--- begin ---

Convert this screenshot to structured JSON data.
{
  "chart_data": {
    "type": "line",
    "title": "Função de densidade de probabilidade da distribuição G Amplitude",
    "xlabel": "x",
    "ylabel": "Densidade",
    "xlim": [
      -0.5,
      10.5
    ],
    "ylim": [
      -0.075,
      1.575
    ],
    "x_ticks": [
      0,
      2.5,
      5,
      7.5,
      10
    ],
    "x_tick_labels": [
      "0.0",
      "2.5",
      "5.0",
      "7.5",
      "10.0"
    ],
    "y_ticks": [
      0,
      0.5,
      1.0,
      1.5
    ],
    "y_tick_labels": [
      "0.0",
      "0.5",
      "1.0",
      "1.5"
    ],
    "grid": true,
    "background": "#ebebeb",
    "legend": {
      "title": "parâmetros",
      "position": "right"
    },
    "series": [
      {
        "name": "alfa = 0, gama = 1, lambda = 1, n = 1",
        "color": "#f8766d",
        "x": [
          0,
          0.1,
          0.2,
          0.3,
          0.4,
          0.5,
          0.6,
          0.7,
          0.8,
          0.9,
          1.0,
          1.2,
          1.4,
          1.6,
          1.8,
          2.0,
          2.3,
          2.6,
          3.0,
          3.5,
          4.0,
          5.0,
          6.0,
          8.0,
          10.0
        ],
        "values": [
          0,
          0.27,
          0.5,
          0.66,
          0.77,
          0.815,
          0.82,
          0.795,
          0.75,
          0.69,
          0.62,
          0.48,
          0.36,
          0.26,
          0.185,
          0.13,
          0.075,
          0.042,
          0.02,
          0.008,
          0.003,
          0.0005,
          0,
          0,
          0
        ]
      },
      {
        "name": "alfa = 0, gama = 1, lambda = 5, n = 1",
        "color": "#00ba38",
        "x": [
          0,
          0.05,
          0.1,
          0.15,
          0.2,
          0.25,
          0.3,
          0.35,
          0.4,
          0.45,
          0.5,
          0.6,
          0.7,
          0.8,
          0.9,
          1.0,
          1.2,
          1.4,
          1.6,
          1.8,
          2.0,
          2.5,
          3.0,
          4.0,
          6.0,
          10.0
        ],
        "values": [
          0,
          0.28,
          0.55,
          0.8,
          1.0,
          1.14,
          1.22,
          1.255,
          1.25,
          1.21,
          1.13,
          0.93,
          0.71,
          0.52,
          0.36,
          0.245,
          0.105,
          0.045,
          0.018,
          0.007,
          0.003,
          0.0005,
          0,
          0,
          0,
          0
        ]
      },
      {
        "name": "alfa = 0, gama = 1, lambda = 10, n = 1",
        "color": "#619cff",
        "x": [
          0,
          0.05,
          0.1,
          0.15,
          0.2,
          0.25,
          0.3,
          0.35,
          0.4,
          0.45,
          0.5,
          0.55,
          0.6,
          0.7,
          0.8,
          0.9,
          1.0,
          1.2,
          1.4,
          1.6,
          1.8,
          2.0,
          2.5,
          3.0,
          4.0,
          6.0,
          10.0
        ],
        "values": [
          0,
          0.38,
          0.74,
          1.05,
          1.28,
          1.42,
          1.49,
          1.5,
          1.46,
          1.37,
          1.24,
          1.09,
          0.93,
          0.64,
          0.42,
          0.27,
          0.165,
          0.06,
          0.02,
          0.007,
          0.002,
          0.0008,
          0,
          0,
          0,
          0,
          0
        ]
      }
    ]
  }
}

--- end ---

▶ Given instruction: Return each line of the records above exactly as it reads.

▶ Solution to this task:
Convert this screenshot to structured JSON data.
{
  "chart_data": {
    "type": "line",
    "title": "Função de densidade de probabilidade da distribuição G Amplitude",
    "xlabel": "x",
    "ylabel": "Densidade",
    "xlim": [
      -0.5,
      10.5
    ],
    "ylim": [
      -0.075,
      1.575
    ],
    "x_ticks": [
      0,
      2.5,
      5,
      7.5,
      10
    ],
    "x_tick_labels": [
      "0.0",
      "2.5",
      "5.0",
      "7.5",
      "10.0"
    ],
    "y_ticks": [
      0,
      0.5,
      1.0,
      1.5
    ],
    "y_tick_labels": [
      "0.0",
      "0.5",
      "1.0",
      "1.5"
    ],
    "grid": true,
    "background": "#ebebeb",
    "legend": {
      "title": "parâmetros",
      "position": "right"
    },
    "series": [
      {
        "name": "alfa = 0, gama = 1, lambda = 1, n = 1",
        "color": "#f8766d",
        "x": [
          0,
          0.1,
          0.2,
          0.3,
          0.4,
          0.5,
          0.6,
          0.7,
          0.8,
          0.9,
          1.0,
          1.2,
          1.4,
          1.6,
          1.8,
          2.0,
          2.3,
          2.6,
          3.0,
          3.5,
          4.0,
          5.0,
          6.0,
          8.0,
          10.0
        ],
        "values": [
          0,
          0.27,
          0.5,
          0.66,
          0.77,
          0.815,
          0.82,
          0.795,
          0.75,
          0.69,
          0.62,
          0.48,
          0.36,
          0.26,
          0.185,
          0.13,
          0.075,
          0.042,
          0.02,
          0.008,
          0.003,
          0.0005,
          0,
          0,
          0
        ]
      },
      {
        "name": "alfa = 0, gama = 1, lambda = 5, n = 1",
        "color": "#00ba38",
        "x": [
          0,
          0.05,
          0.1,
          0.15,
          0.2,
          0.25,
          0.3,
          0.35,
          0.4,
          0.45,
          0.5,
          0.6,
          0.7,
          0.8,
          0.9,
          1.0,
          1.2,
          1.4,
          1.6,
          1.8,
          2.0,
          2.5,
          3.0,
          4.0,
          6.0,
          10.0
        ],
        "values": [
          0,
          0.28,
          0.55,
          0.8,
          1.0,
          1.14,
          1.22,
          1.255,
          1.25,
          1.21,
          1.13,
          0.93,
          0.71,
          0.52,
          0.36,
          0.245,
          0.105,
          0.045,
          0.018,
          0.007,
          0.003,
          0.0005,
          0,
          0,
          0,
          0
        ]
      },
      {
        "name": "alfa = 0, gama = 1, lambda = 10, n = 1",
        "color": "#619cff",
        "x": [
          0,
          0.05,
          0.1,
          0.15,
          0.2,
          0.25,
          0.3,
          0.35,
          0.4,
          0.45,
          0.5,
          0.55,
          0.6,
          0.7,
          0.8,
          0.9,
          1.0,
          1.2,
          1.4,
          1.6,
          1.8,
          2.0,
          2.5,
          3.0,
          4.0,
          6.0,
          10.0
        ],
        "values": [
          0,
          0.38,
          0.74,
          1.05,
          1.28,
          1.42,
          1.49,
          1.5,
          1.46,
          1.37,
          1.24,
          1.09,
          0.93,
          0.64,
          0.42,
          0.27,
          0.165,
          0.06,
          0.02,
          0.007,
          0.002,
          0.0008,
          0,
          0,
          0,
          0,
          0
        ]
      }
    ]
  }
}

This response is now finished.